PROBLEM STATEMENT: Quote the listing below in its entirety, omitting every image.

DATASET CONTENT:
--- --- ---

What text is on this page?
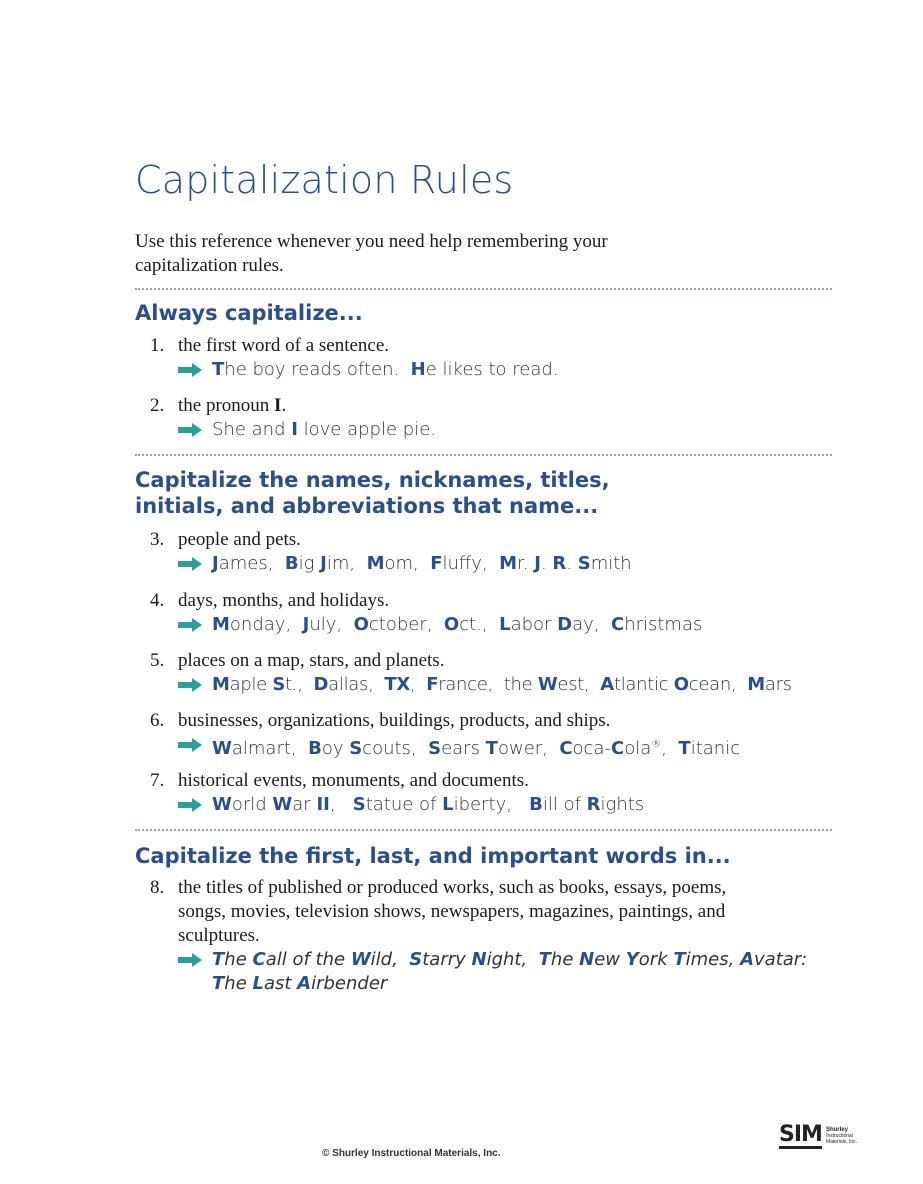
Capitalization Rules
Use this reference whenever you need help remembering your capitalization rules.
Always capitalize...
1. the first word of a sentence.
The boy reads often.  He likes to read.
2. the pronoun I.
She and I love apple pie.
Capitalize the names, nicknames, titles, initials, and abbreviations that name...
3. people and pets.
James,  Big Jim,  Mom,  Fluffy,  Mr. J. R. Smith
4. days, months, and holidays.
Monday,  July,  October,  Oct.,  Labor Day,  Christmas
5. places on a map, stars, and planets.
Maple St.,  Dallas,  TX,  France,  the West,  Atlantic Ocean,  Mars
6. businesses, organizations, buildings, products, and ships.
Walmart,  Boy Scouts,  Sears Tower,  Coca-Cola®,  Titanic
7. historical events, monuments, and documents.
World War II,   Statue of Liberty,   Bill of Rights
Capitalize the first, last, and important words in...
8. the titles of published or produced works, such as books, essays, poems, songs, movies, television shows, newspapers, magazines, paintings, and sculptures.
The Call of the Wild,  Starry Night,  The New York Times, Avatar: The Last Airbender
© Shurley Instructional Materials, Inc.
SIM Shurley
Instructional
Materials, Inc.
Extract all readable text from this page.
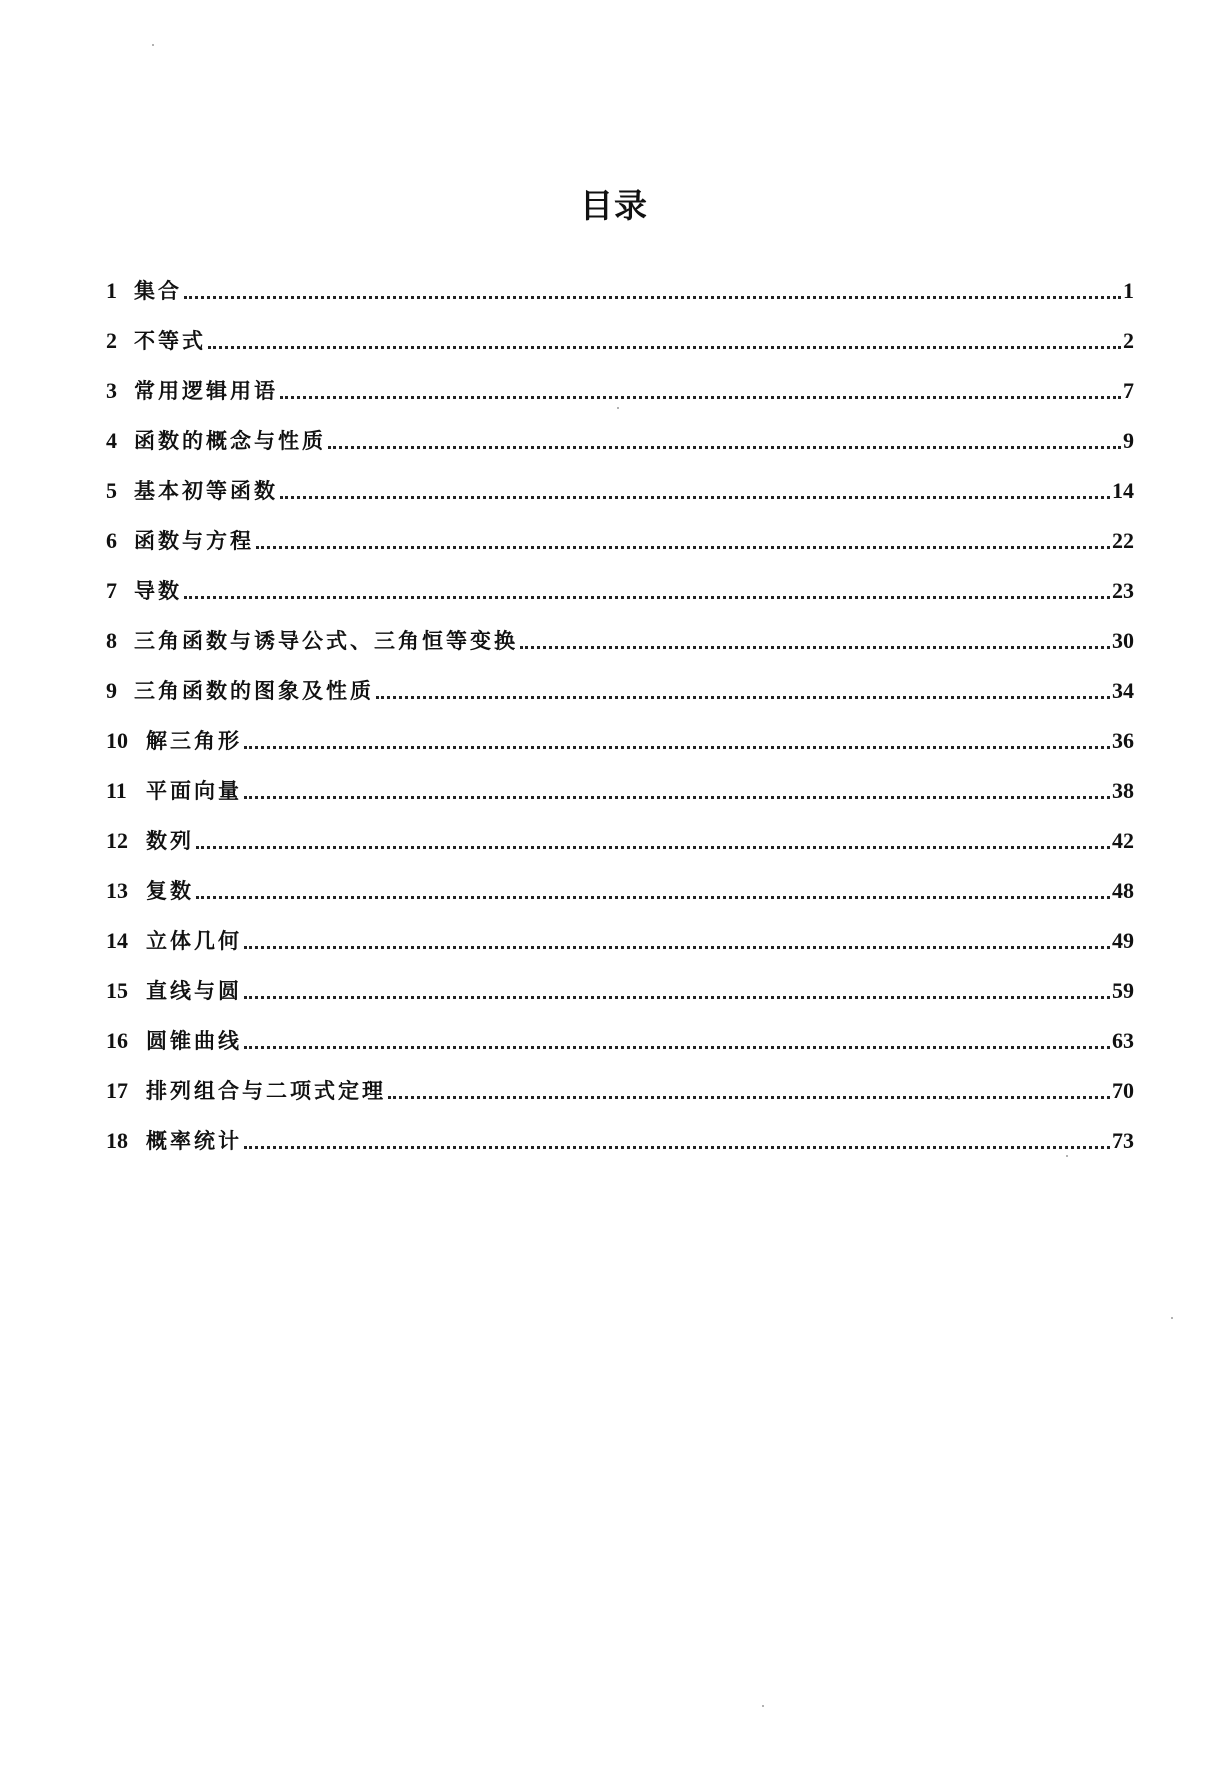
目录
1 集合	1
2 不等式	2
3 常用逻辑用语	7
4 函数的概念与性质	9
5 基本初等函数	14
6 函数与方程	22
7 导数	23
8 三角函数与诱导公式、三角恒等变换	30
9 三角函数的图象及性质	34
10 解三角形	36
11 平面向量	38
12 数列	42
13 复数	48
14 立体几何	49
15 直线与圆	59
16 圆锥曲线	63
17 排列组合与二项式定理	70
18 概率统计	73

--- --- ---

TASK RESULT:
What text is on this page?
Capitalization Rules
Use this reference whenever you need help remembering your capitalization rules.
Always capitalize...
1. the first word of a sentence.
The boy reads often.  He likes to read.
2. the pronoun I.
She and I love apple pie.
Capitalize the names, nicknames, titles, initials, and abbreviations that name...
3. people and pets.
James,  Big Jim,  Mom,  Fluffy,  Mr. J. R. Smith
4. days, months, and holidays.
Monday,  July,  October,  Oct.,  Labor Day,  Christmas
5. places on a map, stars, and planets.
Maple St.,  Dallas,  TX,  France,  the West,  Atlantic Ocean,  Mars
6. businesses, organizations, buildings, products, and ships.
Walmart,  Boy Scouts,  Sears Tower,  Coca-Cola®,  Titanic
7. historical events, monuments, and documents.
World War II,   Statue of Liberty,   Bill of Rights
Capitalize the first, last, and important words in...
8. the titles of published or produced works, such as books, essays, poems, songs, movies, television shows, newspapers, magazines, paintings, and sculptures.
The Call of the Wild,  Starry Night,  The New York Times, Avatar: The Last Airbender
© Shurley Instructional Materials, Inc.
SIM Shurley
Instructional
Materials, Inc.
Extract all readable text from this page.
目录
1 集合	1
2 不等式	2
3 常用逻辑用语	7
4 函数的概念与性质	9
5 基本初等函数	14
6 函数与方程	22
7 导数	23
8 三角函数与诱导公式、三角恒等变换	30
9 三角函数的图象及性质	34
10 解三角形	36
11 平面向量	38
12 数列	42
13 复数	48
14 立体几何	49
15 直线与圆	59
16 圆锥曲线	63
17 排列组合与二项式定理	70
18 概率统计	73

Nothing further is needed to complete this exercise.